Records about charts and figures
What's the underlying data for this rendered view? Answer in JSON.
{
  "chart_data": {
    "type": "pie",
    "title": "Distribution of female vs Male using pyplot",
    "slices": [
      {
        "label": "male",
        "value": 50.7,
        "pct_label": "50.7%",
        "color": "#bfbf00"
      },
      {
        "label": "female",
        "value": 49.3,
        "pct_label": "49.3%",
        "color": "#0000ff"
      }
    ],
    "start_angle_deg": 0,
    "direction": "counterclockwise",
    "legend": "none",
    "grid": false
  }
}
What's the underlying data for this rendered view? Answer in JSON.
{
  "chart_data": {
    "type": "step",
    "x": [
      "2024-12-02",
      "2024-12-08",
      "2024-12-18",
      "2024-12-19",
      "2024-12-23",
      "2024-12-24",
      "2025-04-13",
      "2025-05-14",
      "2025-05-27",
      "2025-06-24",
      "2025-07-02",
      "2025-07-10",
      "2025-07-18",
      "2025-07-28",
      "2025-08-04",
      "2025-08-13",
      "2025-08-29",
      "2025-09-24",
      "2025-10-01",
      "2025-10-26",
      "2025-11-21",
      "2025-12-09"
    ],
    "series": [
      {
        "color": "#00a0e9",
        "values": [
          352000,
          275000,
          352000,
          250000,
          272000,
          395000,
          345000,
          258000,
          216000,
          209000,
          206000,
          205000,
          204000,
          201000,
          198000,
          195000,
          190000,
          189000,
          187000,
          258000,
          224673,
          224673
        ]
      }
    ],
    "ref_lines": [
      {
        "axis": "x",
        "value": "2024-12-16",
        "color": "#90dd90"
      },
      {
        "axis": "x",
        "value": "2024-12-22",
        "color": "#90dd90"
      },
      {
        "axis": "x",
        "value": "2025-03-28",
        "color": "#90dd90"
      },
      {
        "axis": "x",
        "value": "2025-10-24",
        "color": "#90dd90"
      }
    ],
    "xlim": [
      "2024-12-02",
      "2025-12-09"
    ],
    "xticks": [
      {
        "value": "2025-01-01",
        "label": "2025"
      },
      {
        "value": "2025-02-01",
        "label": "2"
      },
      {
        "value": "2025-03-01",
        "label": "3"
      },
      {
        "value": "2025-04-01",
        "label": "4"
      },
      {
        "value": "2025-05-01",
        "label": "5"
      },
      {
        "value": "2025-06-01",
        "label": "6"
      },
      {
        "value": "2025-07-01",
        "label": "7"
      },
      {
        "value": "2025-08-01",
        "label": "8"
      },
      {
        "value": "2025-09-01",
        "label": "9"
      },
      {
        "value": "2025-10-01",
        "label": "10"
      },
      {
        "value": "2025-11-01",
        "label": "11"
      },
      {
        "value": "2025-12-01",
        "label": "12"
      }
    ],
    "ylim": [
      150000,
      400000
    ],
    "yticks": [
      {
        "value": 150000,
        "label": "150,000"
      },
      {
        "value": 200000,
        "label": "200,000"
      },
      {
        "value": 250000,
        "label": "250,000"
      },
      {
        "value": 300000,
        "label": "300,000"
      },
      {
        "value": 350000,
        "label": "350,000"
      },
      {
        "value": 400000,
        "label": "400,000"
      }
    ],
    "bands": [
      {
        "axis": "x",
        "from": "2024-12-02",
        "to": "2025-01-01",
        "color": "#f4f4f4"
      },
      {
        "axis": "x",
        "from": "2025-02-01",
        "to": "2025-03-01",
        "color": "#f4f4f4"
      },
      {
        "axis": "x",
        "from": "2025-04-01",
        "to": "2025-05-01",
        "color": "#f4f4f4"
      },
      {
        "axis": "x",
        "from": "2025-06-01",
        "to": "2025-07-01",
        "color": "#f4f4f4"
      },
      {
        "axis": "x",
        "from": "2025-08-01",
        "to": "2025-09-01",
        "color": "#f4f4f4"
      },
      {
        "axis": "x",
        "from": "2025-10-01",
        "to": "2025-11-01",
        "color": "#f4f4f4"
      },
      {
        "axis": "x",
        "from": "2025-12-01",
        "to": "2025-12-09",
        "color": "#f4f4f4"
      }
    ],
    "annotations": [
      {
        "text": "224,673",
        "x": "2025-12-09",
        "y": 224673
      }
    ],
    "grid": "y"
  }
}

**What is expected**
Copy the records above exactly as they appear.

**Solution**
What's the underlying data for this rendered view? Answer in JSON.
{
  "chart_data": {
    "type": "pie",
    "title": "Distribution of female vs Male using pyplot",
    "slices": [
      {
        "label": "male",
        "value": 50.7,
        "pct_label": "50.7%",
        "color": "#bfbf00"
      },
      {
        "label": "female",
        "value": 49.3,
        "pct_label": "49.3%",
        "color": "#0000ff"
      }
    ],
    "start_angle_deg": 0,
    "direction": "counterclockwise",
    "legend": "none",
    "grid": false
  }
}
What's the underlying data for this rendered view? Answer in JSON.
{
  "chart_data": {
    "type": "step",
    "x": [
      "2024-12-02",
      "2024-12-08",
      "2024-12-18",
      "2024-12-19",
      "2024-12-23",
      "2024-12-24",
      "2025-04-13",
      "2025-05-14",
      "2025-05-27",
      "2025-06-24",
      "2025-07-02",
      "2025-07-10",
      "2025-07-18",
      "2025-07-28",
      "2025-08-04",
      "2025-08-13",
      "2025-08-29",
      "2025-09-24",
      "2025-10-01",
      "2025-10-26",
      "2025-11-21",
      "2025-12-09"
    ],
    "series": [
      {
        "color": "#00a0e9",
        "values": [
          352000,
          275000,
          352000,
          250000,
          272000,
          395000,
          345000,
          258000,
          216000,
          209000,
          206000,
          205000,
          204000,
          201000,
          198000,
          195000,
          190000,
          189000,
          187000,
          258000,
          224673,
          224673
        ]
      }
    ],
    "ref_lines": [
      {
        "axis": "x",
        "value": "2024-12-16",
        "color": "#90dd90"
      },
      {
        "axis": "x",
        "value": "2024-12-22",
        "color": "#90dd90"
      },
      {
        "axis": "x",
        "value": "2025-03-28",
        "color": "#90dd90"
      },
      {
        "axis": "x",
        "value": "2025-10-24",
        "color": "#90dd90"
      }
    ],
    "xlim": [
      "2024-12-02",
      "2025-12-09"
    ],
    "xticks": [
      {
        "value": "2025-01-01",
        "label": "2025"
      },
      {
        "value": "2025-02-01",
        "label": "2"
      },
      {
        "value": "2025-03-01",
        "label": "3"
      },
      {
        "value": "2025-04-01",
        "label": "4"
      },
      {
        "value": "2025-05-01",
        "label": "5"
      },
      {
        "value": "2025-06-01",
        "label": "6"
      },
      {
        "value": "2025-07-01",
        "label": "7"
      },
      {
        "value": "2025-08-01",
        "label": "8"
      },
      {
        "value": "2025-09-01",
        "label": "9"
      },
      {
        "value": "2025-10-01",
        "label": "10"
      },
      {
        "value": "2025-11-01",
        "label": "11"
      },
      {
        "value": "2025-12-01",
        "label": "12"
      }
    ],
    "ylim": [
      150000,
      400000
    ],
    "yticks": [
      {
        "value": 150000,
        "label": "150,000"
      },
      {
        "value": 200000,
        "label": "200,000"
      },
      {
        "value": 250000,
        "label": "250,000"
      },
      {
        "value": 300000,
        "label": "300,000"
      },
      {
        "value": 350000,
        "label": "350,000"
      },
      {
        "value": 400000,
        "label": "400,000"
      }
    ],
    "bands": [
      {
        "axis": "x",
        "from": "2024-12-02",
        "to": "2025-01-01",
        "color": "#f4f4f4"
      },
      {
        "axis": "x",
        "from": "2025-02-01",
        "to": "2025-03-01",
        "color": "#f4f4f4"
      },
      {
        "axis": "x",
        "from": "2025-04-01",
        "to": "2025-05-01",
        "color": "#f4f4f4"
      },
      {
        "axis": "x",
        "from": "2025-06-01",
        "to": "2025-07-01",
        "color": "#f4f4f4"
      },
      {
        "axis": "x",
        "from": "2025-08-01",
        "to": "2025-09-01",
        "color": "#f4f4f4"
      },
      {
        "axis": "x",
        "from": "2025-10-01",
        "to": "2025-11-01",
        "color": "#f4f4f4"
      },
      {
        "axis": "x",
        "from": "2025-12-01",
        "to": "2025-12-09",
        "color": "#f4f4f4"
      }
    ],
    "annotations": [
      {
        "text": "224,673",
        "x": "2025-12-09",
        "y": 224673
      }
    ],
    "grid": "y"
  }
}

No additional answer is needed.